_Data records_
[start]
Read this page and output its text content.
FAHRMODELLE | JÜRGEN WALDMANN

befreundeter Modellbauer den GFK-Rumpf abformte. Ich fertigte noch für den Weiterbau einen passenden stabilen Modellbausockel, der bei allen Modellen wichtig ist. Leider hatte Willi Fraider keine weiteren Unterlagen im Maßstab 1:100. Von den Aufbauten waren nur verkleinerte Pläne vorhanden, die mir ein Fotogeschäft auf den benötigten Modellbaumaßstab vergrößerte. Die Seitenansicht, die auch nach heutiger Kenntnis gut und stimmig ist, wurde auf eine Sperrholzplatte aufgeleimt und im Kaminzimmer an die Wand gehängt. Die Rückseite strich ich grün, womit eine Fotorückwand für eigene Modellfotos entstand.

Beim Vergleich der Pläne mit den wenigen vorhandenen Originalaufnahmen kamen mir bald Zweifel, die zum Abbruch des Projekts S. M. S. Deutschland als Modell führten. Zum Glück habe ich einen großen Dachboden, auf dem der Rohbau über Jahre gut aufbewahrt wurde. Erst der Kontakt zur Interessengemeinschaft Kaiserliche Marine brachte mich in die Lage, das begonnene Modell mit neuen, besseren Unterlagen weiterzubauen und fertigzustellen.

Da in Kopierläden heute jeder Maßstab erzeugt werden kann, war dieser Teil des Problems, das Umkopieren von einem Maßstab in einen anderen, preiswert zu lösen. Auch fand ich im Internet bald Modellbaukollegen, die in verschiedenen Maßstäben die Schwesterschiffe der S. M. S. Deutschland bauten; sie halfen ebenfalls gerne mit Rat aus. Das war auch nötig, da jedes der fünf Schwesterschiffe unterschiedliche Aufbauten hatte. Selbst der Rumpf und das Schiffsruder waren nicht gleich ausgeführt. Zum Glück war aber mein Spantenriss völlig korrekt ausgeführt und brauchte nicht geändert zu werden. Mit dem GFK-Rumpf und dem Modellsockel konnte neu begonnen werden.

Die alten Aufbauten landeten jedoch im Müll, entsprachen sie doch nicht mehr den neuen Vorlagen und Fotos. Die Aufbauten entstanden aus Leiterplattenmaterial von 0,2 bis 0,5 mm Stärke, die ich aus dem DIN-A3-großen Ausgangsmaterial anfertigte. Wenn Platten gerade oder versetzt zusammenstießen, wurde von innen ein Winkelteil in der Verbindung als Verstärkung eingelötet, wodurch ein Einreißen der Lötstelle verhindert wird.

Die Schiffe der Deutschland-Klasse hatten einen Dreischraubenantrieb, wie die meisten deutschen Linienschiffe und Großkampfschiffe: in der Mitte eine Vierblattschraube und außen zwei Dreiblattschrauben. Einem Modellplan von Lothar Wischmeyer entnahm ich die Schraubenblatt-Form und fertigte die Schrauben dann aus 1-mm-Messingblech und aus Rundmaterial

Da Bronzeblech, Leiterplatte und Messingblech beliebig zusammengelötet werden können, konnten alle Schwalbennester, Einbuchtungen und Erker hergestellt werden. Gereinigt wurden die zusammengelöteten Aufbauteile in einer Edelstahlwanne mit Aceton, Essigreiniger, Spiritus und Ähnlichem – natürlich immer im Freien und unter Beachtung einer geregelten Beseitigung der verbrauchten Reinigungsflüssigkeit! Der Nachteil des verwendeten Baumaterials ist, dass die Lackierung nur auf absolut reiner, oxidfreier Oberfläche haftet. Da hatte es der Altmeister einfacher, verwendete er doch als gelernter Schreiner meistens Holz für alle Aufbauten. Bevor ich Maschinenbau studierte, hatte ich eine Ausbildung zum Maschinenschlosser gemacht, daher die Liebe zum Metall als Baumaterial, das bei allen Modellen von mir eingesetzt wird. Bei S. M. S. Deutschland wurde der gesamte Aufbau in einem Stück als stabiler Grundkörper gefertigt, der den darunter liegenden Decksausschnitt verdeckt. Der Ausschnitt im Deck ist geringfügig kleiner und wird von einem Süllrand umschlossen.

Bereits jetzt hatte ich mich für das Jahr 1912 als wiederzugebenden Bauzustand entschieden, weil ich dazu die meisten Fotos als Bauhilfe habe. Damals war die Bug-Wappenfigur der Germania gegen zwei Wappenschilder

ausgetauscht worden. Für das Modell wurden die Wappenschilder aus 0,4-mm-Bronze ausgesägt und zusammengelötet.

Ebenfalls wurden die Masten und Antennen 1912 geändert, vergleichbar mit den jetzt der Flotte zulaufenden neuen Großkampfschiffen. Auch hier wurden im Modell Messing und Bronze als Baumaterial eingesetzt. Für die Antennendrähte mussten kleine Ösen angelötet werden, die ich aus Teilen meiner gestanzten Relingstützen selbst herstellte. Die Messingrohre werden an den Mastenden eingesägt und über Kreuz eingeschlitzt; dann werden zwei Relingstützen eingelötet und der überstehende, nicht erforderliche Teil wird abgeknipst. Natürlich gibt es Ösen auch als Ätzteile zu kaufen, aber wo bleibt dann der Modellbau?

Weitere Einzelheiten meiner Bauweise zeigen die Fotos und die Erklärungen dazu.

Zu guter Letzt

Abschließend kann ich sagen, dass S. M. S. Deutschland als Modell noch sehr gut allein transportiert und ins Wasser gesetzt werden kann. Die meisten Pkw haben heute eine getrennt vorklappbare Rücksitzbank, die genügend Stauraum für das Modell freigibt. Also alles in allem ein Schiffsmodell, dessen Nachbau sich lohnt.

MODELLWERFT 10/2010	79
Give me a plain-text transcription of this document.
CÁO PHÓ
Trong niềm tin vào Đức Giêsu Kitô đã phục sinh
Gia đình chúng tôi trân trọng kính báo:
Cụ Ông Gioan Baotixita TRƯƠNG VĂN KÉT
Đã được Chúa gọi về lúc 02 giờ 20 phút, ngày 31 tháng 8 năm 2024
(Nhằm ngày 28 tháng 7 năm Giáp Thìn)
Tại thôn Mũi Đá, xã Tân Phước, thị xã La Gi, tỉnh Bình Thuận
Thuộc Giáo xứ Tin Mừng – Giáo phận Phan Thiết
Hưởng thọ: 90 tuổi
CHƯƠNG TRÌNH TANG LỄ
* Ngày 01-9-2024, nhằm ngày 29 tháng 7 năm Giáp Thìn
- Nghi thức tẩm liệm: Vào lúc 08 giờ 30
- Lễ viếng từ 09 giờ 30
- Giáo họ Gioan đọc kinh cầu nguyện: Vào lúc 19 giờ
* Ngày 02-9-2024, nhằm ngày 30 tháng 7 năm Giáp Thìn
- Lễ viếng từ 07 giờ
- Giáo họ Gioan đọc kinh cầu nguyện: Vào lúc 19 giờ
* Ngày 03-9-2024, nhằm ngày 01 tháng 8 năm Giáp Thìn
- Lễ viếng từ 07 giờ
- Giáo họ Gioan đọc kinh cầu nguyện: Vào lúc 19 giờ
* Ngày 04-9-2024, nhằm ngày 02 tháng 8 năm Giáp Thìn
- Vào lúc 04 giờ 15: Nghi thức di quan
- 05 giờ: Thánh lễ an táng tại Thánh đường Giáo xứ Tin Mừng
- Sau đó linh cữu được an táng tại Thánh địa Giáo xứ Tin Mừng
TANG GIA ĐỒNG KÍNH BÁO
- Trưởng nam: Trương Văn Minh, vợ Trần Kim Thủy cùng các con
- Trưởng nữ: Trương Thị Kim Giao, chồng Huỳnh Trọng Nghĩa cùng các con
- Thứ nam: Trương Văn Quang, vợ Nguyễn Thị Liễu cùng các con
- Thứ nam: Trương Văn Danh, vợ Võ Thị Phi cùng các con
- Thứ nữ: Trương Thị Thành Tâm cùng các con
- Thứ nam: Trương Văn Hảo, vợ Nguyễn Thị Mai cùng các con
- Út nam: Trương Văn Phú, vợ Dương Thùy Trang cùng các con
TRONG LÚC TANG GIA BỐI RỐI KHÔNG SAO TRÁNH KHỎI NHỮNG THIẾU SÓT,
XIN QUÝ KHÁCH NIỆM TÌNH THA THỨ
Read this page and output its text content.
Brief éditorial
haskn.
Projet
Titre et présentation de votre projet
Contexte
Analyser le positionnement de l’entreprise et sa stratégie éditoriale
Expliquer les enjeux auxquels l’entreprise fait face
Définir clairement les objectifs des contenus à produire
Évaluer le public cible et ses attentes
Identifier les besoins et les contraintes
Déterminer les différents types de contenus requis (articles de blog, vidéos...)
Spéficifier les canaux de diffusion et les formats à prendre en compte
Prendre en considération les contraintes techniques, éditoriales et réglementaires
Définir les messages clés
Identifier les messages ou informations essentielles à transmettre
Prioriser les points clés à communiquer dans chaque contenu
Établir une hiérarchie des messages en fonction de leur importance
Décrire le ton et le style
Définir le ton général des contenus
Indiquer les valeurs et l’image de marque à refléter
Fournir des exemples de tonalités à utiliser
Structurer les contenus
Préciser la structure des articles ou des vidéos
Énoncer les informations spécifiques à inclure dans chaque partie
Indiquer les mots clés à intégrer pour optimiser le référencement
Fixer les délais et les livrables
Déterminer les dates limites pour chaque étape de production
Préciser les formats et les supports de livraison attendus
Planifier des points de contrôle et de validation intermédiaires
[end]
_Given task_
Filter the records above and return every line that holds the word "Wappenschilder".

_Written answer_
Bereits jetzt hatte ich mich für das Jahr 1912 als wiederzugebenden Bauzustand entschieden, weil ich dazu die meisten Fotos als Bauhilfe habe. Damals war die Bug-Wappenfigur der Germania gegen zwei Wappenschilder
ausgetauscht worden. Für das Modell wurden die Wappenschilder aus 0,4-mm-Bronze ausgesägt und zusammengelötet.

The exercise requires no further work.